## Task directions
"Estimación" appears in how many lines of the entries? State only the number.

[Figure contents as structured data]
┄┄┄┄┄┄┄┄┄┄

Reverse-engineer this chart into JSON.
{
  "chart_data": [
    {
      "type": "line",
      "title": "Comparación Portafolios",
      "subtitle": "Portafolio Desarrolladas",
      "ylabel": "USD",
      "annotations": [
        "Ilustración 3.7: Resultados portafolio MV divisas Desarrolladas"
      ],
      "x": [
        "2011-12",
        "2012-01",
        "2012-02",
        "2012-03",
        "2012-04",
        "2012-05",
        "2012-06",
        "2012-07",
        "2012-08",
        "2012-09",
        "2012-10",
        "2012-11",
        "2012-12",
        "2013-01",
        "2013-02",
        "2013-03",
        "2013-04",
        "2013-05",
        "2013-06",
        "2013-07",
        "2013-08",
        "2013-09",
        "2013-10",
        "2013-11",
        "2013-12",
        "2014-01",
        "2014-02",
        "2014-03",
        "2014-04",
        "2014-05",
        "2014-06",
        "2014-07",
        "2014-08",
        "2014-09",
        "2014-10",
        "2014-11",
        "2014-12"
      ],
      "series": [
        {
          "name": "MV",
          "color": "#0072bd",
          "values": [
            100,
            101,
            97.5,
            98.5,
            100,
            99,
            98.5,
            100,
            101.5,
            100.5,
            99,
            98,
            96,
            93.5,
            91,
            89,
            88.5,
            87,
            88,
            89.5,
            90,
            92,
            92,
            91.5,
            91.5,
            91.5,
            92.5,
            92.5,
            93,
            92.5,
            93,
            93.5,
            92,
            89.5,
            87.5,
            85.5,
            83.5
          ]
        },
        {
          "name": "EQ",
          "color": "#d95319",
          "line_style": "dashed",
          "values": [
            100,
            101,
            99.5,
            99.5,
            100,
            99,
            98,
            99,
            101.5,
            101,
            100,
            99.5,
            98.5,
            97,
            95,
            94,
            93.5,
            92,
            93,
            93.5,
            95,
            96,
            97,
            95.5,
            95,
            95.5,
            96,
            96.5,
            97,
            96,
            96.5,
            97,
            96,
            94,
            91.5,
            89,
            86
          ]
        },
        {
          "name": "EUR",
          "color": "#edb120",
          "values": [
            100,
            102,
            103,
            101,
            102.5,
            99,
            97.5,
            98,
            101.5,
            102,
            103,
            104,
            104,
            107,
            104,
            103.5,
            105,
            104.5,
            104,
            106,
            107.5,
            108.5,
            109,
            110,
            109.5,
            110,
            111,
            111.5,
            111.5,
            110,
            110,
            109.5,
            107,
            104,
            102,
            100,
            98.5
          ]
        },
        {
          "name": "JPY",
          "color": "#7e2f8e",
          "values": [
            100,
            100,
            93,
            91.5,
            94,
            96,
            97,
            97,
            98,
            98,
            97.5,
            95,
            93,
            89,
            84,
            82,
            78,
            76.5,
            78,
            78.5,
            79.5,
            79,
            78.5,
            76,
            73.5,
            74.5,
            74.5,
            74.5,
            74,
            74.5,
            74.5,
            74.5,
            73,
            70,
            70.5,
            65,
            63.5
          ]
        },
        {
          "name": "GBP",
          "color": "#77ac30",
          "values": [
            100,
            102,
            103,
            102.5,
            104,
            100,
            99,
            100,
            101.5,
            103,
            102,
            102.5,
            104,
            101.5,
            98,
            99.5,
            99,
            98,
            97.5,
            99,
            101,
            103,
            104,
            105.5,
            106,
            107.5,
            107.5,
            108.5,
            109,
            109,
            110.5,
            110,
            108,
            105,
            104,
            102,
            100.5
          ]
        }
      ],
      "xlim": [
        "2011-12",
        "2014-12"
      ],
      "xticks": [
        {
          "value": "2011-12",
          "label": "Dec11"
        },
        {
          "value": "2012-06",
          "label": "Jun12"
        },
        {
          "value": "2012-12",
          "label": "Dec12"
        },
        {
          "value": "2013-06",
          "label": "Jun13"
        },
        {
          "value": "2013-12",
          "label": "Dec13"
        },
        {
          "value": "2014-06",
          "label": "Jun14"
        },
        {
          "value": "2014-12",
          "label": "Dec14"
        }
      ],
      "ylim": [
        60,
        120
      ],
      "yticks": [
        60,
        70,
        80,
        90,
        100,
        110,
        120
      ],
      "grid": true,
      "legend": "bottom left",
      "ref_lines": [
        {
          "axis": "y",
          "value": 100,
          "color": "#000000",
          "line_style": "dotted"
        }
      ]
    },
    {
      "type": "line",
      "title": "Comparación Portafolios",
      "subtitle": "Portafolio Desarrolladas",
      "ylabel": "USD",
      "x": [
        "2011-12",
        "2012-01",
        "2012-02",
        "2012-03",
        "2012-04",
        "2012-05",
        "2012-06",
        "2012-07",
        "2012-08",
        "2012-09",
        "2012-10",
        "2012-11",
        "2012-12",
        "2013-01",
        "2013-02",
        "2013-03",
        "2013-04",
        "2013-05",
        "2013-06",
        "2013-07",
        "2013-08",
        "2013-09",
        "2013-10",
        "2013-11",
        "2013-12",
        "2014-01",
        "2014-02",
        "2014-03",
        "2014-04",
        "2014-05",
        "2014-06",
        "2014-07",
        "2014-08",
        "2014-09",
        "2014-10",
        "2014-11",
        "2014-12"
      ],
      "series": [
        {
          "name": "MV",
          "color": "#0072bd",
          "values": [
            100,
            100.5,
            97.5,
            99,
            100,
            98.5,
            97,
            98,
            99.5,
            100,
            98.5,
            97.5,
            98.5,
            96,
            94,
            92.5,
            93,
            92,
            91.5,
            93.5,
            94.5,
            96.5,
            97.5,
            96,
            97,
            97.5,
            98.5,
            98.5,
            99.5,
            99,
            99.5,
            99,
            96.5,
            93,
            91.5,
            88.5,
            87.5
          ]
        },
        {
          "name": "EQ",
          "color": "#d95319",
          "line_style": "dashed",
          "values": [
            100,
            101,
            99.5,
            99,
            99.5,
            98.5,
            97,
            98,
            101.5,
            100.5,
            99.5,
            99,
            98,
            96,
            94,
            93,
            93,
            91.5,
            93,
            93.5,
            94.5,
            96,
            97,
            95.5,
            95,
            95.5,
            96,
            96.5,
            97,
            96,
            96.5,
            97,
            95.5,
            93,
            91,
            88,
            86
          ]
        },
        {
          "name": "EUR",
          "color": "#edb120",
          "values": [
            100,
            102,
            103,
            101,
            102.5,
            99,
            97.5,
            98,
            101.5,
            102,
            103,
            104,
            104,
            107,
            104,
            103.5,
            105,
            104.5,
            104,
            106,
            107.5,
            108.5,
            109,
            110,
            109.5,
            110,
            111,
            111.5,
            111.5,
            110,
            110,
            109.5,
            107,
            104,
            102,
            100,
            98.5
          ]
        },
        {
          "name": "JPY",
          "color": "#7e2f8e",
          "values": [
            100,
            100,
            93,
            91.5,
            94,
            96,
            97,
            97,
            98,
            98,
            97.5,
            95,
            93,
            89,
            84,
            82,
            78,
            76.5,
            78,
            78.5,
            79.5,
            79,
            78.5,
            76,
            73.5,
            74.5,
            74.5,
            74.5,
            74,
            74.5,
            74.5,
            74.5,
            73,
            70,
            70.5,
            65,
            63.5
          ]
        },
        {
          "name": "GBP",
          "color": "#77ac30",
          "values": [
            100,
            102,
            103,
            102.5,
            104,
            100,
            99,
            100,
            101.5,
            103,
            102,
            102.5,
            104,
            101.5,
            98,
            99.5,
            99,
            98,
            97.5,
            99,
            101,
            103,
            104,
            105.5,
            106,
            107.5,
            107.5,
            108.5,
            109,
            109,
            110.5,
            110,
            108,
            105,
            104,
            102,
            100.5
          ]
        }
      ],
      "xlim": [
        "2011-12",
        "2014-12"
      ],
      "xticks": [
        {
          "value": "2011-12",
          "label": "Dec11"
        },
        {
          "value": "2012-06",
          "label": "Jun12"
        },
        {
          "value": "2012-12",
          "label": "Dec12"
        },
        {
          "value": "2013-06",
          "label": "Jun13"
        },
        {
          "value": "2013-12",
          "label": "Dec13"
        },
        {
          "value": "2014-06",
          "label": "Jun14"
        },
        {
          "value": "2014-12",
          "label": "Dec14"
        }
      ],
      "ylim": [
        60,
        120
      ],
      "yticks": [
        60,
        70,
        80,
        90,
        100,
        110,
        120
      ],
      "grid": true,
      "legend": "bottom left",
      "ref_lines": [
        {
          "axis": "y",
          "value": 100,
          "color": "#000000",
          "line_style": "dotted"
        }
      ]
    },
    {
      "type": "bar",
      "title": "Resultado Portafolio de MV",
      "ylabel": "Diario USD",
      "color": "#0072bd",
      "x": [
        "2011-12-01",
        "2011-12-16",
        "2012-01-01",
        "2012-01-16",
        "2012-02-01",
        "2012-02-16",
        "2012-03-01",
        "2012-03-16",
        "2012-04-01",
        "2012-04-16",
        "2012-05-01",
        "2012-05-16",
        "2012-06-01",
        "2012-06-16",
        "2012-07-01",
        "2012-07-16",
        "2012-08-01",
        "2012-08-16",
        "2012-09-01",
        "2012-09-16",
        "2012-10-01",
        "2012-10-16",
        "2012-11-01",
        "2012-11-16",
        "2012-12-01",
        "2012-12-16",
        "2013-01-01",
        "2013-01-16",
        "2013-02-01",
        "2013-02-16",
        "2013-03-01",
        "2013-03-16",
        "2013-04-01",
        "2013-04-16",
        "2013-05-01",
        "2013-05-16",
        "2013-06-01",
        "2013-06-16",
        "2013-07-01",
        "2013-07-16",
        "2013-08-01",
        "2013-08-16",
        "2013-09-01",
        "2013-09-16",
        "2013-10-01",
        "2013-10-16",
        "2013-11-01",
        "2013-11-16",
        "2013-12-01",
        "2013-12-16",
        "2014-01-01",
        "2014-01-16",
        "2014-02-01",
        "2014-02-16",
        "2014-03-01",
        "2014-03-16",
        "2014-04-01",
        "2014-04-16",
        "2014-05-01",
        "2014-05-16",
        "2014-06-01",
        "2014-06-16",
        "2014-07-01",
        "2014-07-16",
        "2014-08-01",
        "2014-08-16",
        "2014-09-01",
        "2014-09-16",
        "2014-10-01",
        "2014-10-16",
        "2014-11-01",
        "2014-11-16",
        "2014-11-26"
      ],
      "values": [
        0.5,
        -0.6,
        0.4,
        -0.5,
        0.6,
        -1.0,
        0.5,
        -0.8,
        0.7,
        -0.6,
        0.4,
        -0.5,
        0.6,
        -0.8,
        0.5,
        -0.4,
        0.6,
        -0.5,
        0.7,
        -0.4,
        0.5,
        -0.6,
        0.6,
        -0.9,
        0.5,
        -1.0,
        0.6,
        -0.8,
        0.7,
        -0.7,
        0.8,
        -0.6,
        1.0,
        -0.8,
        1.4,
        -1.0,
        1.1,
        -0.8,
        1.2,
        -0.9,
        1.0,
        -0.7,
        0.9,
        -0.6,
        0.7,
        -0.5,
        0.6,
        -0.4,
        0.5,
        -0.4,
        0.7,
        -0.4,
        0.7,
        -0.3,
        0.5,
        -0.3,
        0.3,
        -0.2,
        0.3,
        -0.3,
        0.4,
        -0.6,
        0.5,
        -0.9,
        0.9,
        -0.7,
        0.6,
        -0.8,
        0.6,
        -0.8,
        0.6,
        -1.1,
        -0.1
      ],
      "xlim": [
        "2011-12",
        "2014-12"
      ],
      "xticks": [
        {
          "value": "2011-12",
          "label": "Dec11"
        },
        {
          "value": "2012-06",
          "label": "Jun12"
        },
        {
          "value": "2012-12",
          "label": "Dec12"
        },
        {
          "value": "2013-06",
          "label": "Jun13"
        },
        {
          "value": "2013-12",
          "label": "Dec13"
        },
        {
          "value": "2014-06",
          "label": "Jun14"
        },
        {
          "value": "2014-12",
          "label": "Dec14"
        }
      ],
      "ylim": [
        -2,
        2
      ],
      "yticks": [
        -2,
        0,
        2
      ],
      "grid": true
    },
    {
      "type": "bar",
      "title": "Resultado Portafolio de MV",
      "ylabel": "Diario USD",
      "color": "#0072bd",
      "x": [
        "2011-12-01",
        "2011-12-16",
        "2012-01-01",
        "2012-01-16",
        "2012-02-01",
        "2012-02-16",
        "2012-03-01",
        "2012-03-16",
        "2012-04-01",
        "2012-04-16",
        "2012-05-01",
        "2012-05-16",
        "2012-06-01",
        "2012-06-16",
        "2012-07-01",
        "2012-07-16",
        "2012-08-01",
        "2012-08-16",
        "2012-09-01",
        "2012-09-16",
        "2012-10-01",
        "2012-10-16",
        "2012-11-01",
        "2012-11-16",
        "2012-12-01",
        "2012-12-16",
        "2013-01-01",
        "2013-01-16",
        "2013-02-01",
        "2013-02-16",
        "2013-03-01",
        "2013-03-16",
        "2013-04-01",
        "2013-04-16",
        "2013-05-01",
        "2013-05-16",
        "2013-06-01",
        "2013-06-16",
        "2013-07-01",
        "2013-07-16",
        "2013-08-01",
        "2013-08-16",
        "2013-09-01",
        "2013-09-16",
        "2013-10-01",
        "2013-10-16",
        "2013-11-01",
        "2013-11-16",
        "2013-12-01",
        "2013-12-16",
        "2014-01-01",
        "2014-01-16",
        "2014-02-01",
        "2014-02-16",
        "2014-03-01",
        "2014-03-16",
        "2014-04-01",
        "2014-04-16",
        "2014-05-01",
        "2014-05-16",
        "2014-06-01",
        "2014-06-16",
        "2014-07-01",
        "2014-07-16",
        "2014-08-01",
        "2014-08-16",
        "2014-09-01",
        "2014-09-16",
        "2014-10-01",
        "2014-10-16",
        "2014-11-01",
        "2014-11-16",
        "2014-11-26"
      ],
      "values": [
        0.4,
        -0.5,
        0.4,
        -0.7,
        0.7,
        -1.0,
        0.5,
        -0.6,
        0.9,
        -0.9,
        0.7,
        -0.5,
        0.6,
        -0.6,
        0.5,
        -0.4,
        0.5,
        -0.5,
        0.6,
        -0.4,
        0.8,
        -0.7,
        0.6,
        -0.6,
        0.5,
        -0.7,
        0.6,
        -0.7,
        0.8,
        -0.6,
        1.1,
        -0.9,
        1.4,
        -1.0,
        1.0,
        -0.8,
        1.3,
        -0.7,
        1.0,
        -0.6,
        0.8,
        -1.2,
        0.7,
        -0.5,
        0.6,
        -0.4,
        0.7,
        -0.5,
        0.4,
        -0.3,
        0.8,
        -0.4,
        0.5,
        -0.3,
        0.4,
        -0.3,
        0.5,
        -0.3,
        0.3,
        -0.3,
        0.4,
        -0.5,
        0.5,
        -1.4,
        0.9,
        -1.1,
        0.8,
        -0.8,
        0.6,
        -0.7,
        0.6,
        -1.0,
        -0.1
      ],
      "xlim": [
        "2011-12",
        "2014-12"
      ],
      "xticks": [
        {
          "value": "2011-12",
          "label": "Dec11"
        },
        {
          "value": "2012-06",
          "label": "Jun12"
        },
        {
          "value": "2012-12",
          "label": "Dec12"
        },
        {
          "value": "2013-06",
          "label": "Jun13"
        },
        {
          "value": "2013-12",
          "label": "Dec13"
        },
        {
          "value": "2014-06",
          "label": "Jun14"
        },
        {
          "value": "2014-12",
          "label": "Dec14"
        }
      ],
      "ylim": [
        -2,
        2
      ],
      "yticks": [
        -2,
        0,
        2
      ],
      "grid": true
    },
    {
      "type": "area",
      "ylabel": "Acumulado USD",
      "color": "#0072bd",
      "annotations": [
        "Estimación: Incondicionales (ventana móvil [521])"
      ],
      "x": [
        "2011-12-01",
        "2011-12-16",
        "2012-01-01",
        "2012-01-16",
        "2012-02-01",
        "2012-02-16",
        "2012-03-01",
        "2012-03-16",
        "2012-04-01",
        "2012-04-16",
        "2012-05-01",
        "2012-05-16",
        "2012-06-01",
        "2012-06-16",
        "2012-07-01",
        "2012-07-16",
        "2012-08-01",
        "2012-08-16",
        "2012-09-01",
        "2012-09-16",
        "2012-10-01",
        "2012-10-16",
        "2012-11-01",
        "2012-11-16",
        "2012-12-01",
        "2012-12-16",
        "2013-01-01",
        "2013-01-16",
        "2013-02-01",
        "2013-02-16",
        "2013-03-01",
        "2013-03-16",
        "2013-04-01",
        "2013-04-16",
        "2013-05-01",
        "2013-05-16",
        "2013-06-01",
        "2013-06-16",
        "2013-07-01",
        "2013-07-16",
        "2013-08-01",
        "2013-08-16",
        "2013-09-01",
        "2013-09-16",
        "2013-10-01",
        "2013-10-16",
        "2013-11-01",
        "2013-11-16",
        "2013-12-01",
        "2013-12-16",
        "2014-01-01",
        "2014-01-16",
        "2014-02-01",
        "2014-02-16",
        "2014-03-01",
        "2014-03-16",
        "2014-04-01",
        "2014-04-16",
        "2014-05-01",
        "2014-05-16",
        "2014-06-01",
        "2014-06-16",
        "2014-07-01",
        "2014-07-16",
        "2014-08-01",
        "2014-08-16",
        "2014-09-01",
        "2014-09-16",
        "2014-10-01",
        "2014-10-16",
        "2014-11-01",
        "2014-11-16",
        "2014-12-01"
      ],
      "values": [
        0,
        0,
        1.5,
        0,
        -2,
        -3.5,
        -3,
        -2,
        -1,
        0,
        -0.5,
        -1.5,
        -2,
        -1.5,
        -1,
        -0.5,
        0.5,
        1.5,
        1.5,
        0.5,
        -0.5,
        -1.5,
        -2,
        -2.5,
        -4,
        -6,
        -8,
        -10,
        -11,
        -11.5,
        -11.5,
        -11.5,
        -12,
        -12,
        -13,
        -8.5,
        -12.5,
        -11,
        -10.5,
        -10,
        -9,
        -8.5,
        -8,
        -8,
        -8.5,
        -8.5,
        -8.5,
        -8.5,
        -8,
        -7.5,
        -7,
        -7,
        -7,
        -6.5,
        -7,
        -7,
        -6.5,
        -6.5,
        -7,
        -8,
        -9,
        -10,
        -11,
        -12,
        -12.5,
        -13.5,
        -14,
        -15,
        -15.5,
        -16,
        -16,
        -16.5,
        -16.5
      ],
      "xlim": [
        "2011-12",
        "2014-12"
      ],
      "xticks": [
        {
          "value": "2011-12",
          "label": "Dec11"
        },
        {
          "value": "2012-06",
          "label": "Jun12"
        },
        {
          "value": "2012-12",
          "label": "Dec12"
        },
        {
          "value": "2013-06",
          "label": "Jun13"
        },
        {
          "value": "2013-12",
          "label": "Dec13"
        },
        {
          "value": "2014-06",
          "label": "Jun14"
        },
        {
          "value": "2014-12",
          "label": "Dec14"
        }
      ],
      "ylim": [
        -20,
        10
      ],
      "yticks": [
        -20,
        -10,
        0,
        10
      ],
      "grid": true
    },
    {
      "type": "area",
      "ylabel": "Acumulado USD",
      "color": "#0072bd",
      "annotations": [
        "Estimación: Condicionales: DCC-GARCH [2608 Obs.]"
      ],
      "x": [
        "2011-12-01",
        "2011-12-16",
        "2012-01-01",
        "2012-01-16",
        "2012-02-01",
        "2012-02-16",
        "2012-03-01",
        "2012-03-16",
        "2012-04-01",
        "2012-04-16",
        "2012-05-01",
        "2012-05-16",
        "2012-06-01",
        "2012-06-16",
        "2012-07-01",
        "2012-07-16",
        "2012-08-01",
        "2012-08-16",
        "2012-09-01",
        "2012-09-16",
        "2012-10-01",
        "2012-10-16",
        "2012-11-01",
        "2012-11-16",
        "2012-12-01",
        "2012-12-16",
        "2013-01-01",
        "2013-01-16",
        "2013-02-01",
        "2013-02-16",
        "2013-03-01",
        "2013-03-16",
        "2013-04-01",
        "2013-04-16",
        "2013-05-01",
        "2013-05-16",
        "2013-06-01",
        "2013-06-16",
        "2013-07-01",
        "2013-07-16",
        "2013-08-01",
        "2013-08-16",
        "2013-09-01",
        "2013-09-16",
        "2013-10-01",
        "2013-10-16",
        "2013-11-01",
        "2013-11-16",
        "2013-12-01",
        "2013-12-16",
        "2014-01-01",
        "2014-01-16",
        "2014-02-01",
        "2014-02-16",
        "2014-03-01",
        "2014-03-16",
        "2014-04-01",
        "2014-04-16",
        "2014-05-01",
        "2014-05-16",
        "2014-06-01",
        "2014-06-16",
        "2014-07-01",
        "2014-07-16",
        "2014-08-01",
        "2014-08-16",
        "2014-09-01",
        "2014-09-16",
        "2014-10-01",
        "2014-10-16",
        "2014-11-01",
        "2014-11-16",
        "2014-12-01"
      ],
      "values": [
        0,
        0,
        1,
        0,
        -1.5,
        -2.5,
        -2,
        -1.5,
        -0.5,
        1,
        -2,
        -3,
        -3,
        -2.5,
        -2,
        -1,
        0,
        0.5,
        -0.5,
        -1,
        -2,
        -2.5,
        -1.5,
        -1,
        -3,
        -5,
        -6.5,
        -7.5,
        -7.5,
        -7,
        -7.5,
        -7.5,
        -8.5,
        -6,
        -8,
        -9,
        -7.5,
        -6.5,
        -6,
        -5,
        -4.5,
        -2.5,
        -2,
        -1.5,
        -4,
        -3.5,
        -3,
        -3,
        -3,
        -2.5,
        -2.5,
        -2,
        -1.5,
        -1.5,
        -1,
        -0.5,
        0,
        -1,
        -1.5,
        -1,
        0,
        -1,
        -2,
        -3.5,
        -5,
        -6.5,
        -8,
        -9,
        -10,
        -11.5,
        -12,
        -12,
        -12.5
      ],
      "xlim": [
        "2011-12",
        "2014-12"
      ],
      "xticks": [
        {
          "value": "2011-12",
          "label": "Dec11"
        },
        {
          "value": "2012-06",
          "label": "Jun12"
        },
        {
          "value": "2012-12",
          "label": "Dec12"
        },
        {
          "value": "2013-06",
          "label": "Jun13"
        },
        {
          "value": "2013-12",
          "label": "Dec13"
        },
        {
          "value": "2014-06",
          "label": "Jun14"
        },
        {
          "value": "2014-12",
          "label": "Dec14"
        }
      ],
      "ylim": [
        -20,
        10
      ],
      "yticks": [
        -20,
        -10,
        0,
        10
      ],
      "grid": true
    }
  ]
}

┄┄┄┄┄┄┄┄┄┄

## Solution for this task
2